→ What to produce
Word for word, set down the records and skip each picture.

** start Data provided **

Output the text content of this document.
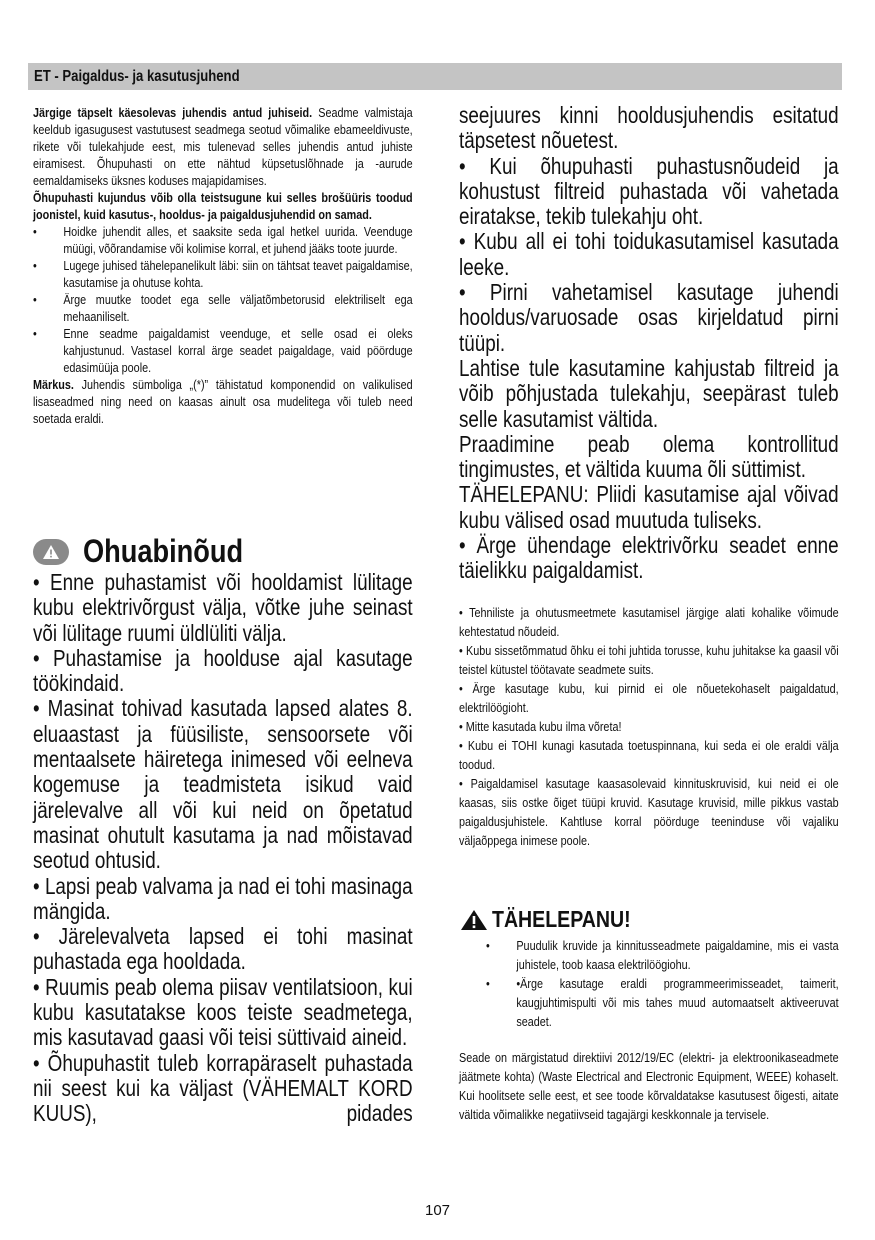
ET - Paigaldus- ja kasutusjuhend

Järgige täpselt käesolevas juhendis antud juhiseid. Seadme valmistaja keeldub igasugusest vastutusest seadmega seotud võimalike ebameeldivuste, rikete või tulekahjude eest, mis tulenevad selles juhendis antud juhiste eiramisest. Õhupuhasti on ette nähtud küpsetuslõhnade ja -aurude eemaldamiseks üksnes koduses majapidamises.

Õhupuhasti kujundus võib olla teistsugune kui selles brošüüris toodud joonistel, kuid kasutus-, hooldus- ja paigaldusjuhendid on samad.

•	Hoidke juhendit alles, et saaksite seda igal hetkel uurida. Veenduge müügi, võõrandamise või kolimise korral, et juhend jääks toote juurde.
•	Lugege juhised tähelepanelikult läbi: siin on tähtsat teavet paigaldamise, kasutamise ja ohutuse kohta.
•	Ärge muutke toodet ega selle väljatõmbetorusid elektriliselt ega mehaaniliselt.
•	Enne seadme paigaldamist veenduge, et selle osad ei oleks kahjustunud. Vastasel korral ärge seadet paigaldage, vaid pöörduge edasimüüja poole.

Märkus. Juhendis sümboliga „(*)” tähistatud komponendid on valikulised lisaseadmed ning need on kaasas ainult osa mudelitega või tuleb need soetada eraldi.

Ohuabinõud

• Enne puhastamist või hooldamist lülitage kubu elektrivõrgust välja, võtke juhe seinast või lülitage ruumi üldlüliti välja.

• Puhastamise ja hoolduse ajal kasutage töökindaid.

• Masinat tohivad kasutada lapsed alates 8. eluaastast ja füüsiliste, sensoorsete või mentaalsete häiretega inimesed või eelneva kogemuse ja teadmisteta isikud vaid järelevalve all või kui neid on õpetatud masinat ohutult kasutama ja nad mõistavad seotud ohtusid.

• Lapsi peab valvama ja nad ei tohi masinaga mängida.

• Järelevalveta lapsed ei tohi masinat puhastada ega hooldada.

• Ruumis peab olema piisav ventilatsioon, kui kubu kasutatakse koos teiste seadmetega, mis kasutavad gaasi või teisi süttivaid aineid.

• Õhupuhastit tuleb korrapäraselt puhastada nii seest kui ka väljast (VÄHEMALT KORD KUUS), pidades

seejuures kinni hooldusjuhendis esitatud täpsetest nõuetest.

• Kui õhupuhasti puhastusnõudeid ja kohustust filtreid puhastada või vahetada eiratakse, tekib tulekahju oht.

• Kubu all ei tohi toidukasutamisel kasutada leeke.

• Pirni vahetamisel kasutage juhendi hooldus/varuosade osas kirjeldatud pirni tüüpi.

Lahtise tule kasutamine kahjustab filtreid ja võib põhjustada tulekahju, seepärast tuleb selle kasutamist vältida.

Praadimine peab olema kontrollitud tingimustes, et vältida kuuma õli süttimist.

TÄHELEPANU: Pliidi kasutamise ajal võivad kubu välised osad muutuda tuliseks.

• Ärge ühendage elektrivõrku seadet enne täielikku paigaldamist.

• Tehniliste ja ohutusmeetmete kasutamisel järgige alati kohalike võimude kehtestatud nõudeid.

• Kubu sissetõmmatud õhku ei tohi juhtida torusse, kuhu juhitakse ka gaasil või teistel kütustel töötavate seadmete suits.

• Ärge kasutage kubu, kui pirnid ei ole nõuetekohaselt paigaldatud, elektrilöögioht.

• Mitte kasutada kubu ilma võreta!

• Kubu ei TOHI kunagi kasutada toetuspinnana, kui seda ei ole eraldi välja toodud.

• Paigaldamisel kasutage kaasasolevaid kinnituskruvisid, kui neid ei ole kaasas, siis ostke õiget tüüpi kruvid. Kasutage kruvisid, mille pikkus vastab paigaldusjuhistele. Kahtluse korral pöörduge teeninduse või vajaliku väljaõppega inimese poole.

TÄHELEPANU!
•	Puudulik kruvide ja kinnitusseadmete paigaldamine, mis ei vasta juhistele, toob kaasa elektrilöögiohu.
•	•Ärge kasutage eraldi programmeerimisseadet, taimerit, kaugjuhtimispulti või mis tahes muud automaatselt aktiveeruvat seadet.

Seade on märgistatud direktiivi 2012/19/EC (elektri- ja elektroonikaseadmete jäätmete kohta) (Waste Electrical and Electronic Equipment, WEEE) kohaselt. Kui hoolitsete selle eest, et see toode kõrvaldatakse kasutusest õigesti, aitate vältida võimalikke negatiivseid tagajärgi keskkonnale ja tervisele.

107
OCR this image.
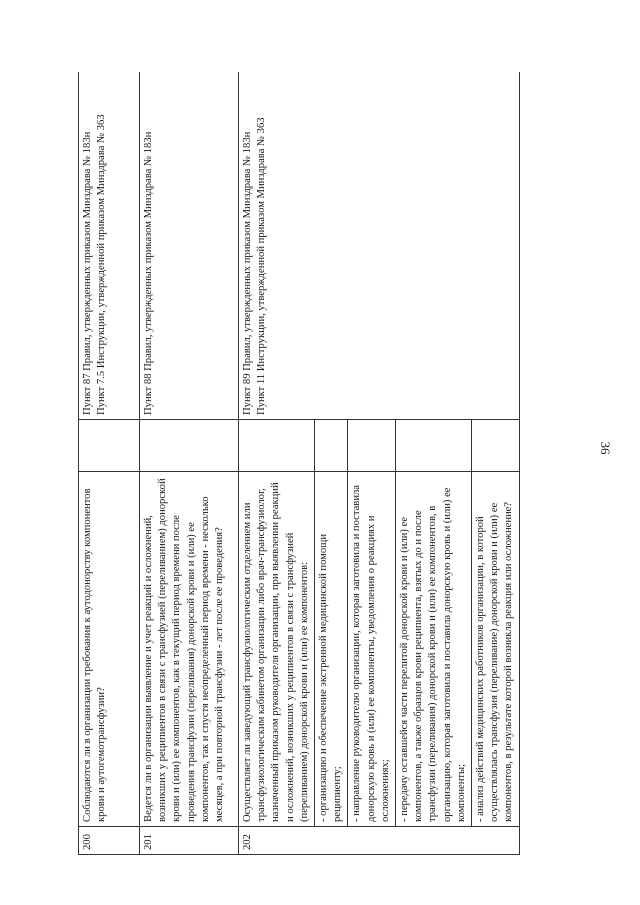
36
200	Соблюдаются ли в организации требования к аутодонорству компонентов крови и аутогемотрансфузии?		Пункт 87 Правил, утвержденных приказом Минздрава № 183н Пункт 7.5 Инструкции, утвержденной приказом Минздрава № 363

201	Ведется ли в организации выявление и учет реакций и осложнений, возникших у реципиентов в связи с трансфузией (переливанием) донорской крови и (или) ее компонентов, как в текущий период времени после проведения трансфузии (переливания) донорской крови и (или) ее компонентов, так и спустя неопределенный период времени - несколько месяцев, а при повторной трансфузии - лет после ее проведения?		Пункт 88 Правил, утвержденных приказом Минздрава № 183н

202	Осуществляет ли заведующий трансфузиологическим отделением или трансфузиологическим кабинетом организации либо врач-трансфузиолог, назначенный приказом руководителя организации, при выявлении реакций и осложнений, возникших у реципиентов в связи с трансфузией (переливанием) донорской крови и (или) ее компонентов:		Пункт 89 Правил, утвержденных приказом Минздрава № 183н Пункт 11 Инструкции, утвержденной приказом Минздрава № 363

	- организацию и обеспечение экстренной медицинской помощи реципиенту;		
	- направление руководителю организации, которая заготовила и поставила донорскую кровь и (или) ее компоненты, уведомления о реакциях и осложнениях;		
	- передачу оставшейся части перелитой донорской крови и (или) ее компонентов, а также образцов крови реципиента, взятых до и после трансфузии (переливания) донорской крови и (или) ее компонентов, в организацию, которая заготовила и поставила донорскую кровь и (или) ее компоненты;		
	- анализ действий медицинских работников организации, в которой осуществлялась трансфузия (переливание) донорской крови и (или) ее компонентов, в результате которой возникла реакция или осложнение?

** end Data provided **

→ Answer below
Output the text content of this document.
ET - Paigaldus- ja kasutusjuhend

Järgige täpselt käesolevas juhendis antud juhiseid. Seadme valmistaja keeldub igasugusest vastutusest seadmega seotud võimalike ebameeldivuste, rikete või tulekahjude eest, mis tulenevad selles juhendis antud juhiste eiramisest. Õhupuhasti on ette nähtud küpsetuslõhnade ja -aurude eemaldamiseks üksnes koduses majapidamises.

Õhupuhasti kujundus võib olla teistsugune kui selles brošüüris toodud joonistel, kuid kasutus-, hooldus- ja paigaldusjuhendid on samad.

•	Hoidke juhendit alles, et saaksite seda igal hetkel uurida. Veenduge müügi, võõrandamise või kolimise korral, et juhend jääks toote juurde.
•	Lugege juhised tähelepanelikult läbi: siin on tähtsat teavet paigaldamise, kasutamise ja ohutuse kohta.
•	Ärge muutke toodet ega selle väljatõmbetorusid elektriliselt ega mehaaniliselt.
•	Enne seadme paigaldamist veenduge, et selle osad ei oleks kahjustunud. Vastasel korral ärge seadet paigaldage, vaid pöörduge edasimüüja poole.

Märkus. Juhendis sümboliga „(*)” tähistatud komponendid on valikulised lisaseadmed ning need on kaasas ainult osa mudelitega või tuleb need soetada eraldi.

Ohuabinõud

• Enne puhastamist või hooldamist lülitage kubu elektrivõrgust välja, võtke juhe seinast või lülitage ruumi üldlüliti välja.

• Puhastamise ja hoolduse ajal kasutage töökindaid.

• Masinat tohivad kasutada lapsed alates 8. eluaastast ja füüsiliste, sensoorsete või mentaalsete häiretega inimesed või eelneva kogemuse ja teadmisteta isikud vaid järelevalve all või kui neid on õpetatud masinat ohutult kasutama ja nad mõistavad seotud ohtusid.

• Lapsi peab valvama ja nad ei tohi masinaga mängida.

• Järelevalveta lapsed ei tohi masinat puhastada ega hooldada.

• Ruumis peab olema piisav ventilatsioon, kui kubu kasutatakse koos teiste seadmetega, mis kasutavad gaasi või teisi süttivaid aineid.

• Õhupuhastit tuleb korrapäraselt puhastada nii seest kui ka väljast (VÄHEMALT KORD KUUS), pidades

seejuures kinni hooldusjuhendis esitatud täpsetest nõuetest.

• Kui õhupuhasti puhastusnõudeid ja kohustust filtreid puhastada või vahetada eiratakse, tekib tulekahju oht.

• Kubu all ei tohi toidukasutamisel kasutada leeke.

• Pirni vahetamisel kasutage juhendi hooldus/varuosade osas kirjeldatud pirni tüüpi.

Lahtise tule kasutamine kahjustab filtreid ja võib põhjustada tulekahju, seepärast tuleb selle kasutamist vältida.

Praadimine peab olema kontrollitud tingimustes, et vältida kuuma õli süttimist.

TÄHELEPANU: Pliidi kasutamise ajal võivad kubu välised osad muutuda tuliseks.

• Ärge ühendage elektrivõrku seadet enne täielikku paigaldamist.

• Tehniliste ja ohutusmeetmete kasutamisel järgige alati kohalike võimude kehtestatud nõudeid.

• Kubu sissetõmmatud õhku ei tohi juhtida torusse, kuhu juhitakse ka gaasil või teistel kütustel töötavate seadmete suits.

• Ärge kasutage kubu, kui pirnid ei ole nõuetekohaselt paigaldatud, elektrilöögioht.

• Mitte kasutada kubu ilma võreta!

• Kubu ei TOHI kunagi kasutada toetuspinnana, kui seda ei ole eraldi välja toodud.

• Paigaldamisel kasutage kaasasolevaid kinnituskruvisid, kui neid ei ole kaasas, siis ostke õiget tüüpi kruvid. Kasutage kruvisid, mille pikkus vastab paigaldusjuhistele. Kahtluse korral pöörduge teeninduse või vajaliku väljaõppega inimese poole.

TÄHELEPANU!
•	Puudulik kruvide ja kinnitusseadmete paigaldamine, mis ei vasta juhistele, toob kaasa elektrilöögiohu.
•	•Ärge kasutage eraldi programmeerimisseadet, taimerit, kaugjuhtimispulti või mis tahes muud automaatselt aktiveeruvat seadet.

Seade on märgistatud direktiivi 2012/19/EC (elektri- ja elektroonikaseadmete jäätmete kohta) (Waste Electrical and Electronic Equipment, WEEE) kohaselt. Kui hoolitsete selle eest, et see toode kõrvaldatakse kasutusest õigesti, aitate vältida võimalikke negatiivseid tagajärgi keskkonnale ja tervisele.

107
OCR this image.
36
200	Соблюдаются ли в организации требования к аутодонорству компонентов крови и аутогемотрансфузии?		Пункт 87 Правил, утвержденных приказом Минздрава № 183н Пункт 7.5 Инструкции, утвержденной приказом Минздрава № 363

201	Ведется ли в организации выявление и учет реакций и осложнений, возникших у реципиентов в связи с трансфузией (переливанием) донорской крови и (или) ее компонентов, как в текущий период времени после проведения трансфузии (переливания) донорской крови и (или) ее компонентов, так и спустя неопределенный период времени - несколько месяцев, а при повторной трансфузии - лет после ее проведения?		Пункт 88 Правил, утвержденных приказом Минздрава № 183н

202	Осуществляет ли заведующий трансфузиологическим отделением или трансфузиологическим кабинетом организации либо врач-трансфузиолог, назначенный приказом руководителя организации, при выявлении реакций и осложнений, возникших у реципиентов в связи с трансфузией (переливанием) донорской крови и (или) ее компонентов:		Пункт 89 Правил, утвержденных приказом Минздрава № 183н Пункт 11 Инструкции, утвержденной приказом Минздрава № 363

	- организацию и обеспечение экстренной медицинской помощи реципиенту;		
	- направление руководителю организации, которая заготовила и поставила донорскую кровь и (или) ее компоненты, уведомления о реакциях и осложнениях;		
	- передачу оставшейся части перелитой донорской крови и (или) ее компонентов, а также образцов крови реципиента, взятых до и после трансфузии (переливания) донорской крови и (или) ее компонентов, в организацию, которая заготовила и поставила донорскую кровь и (или) ее компоненты;		
	- анализ действий медицинских работников организации, в которой осуществлялась трансфузия (переливание) донорской крови и (или) ее компонентов, в результате которой возникла реакция или осложнение?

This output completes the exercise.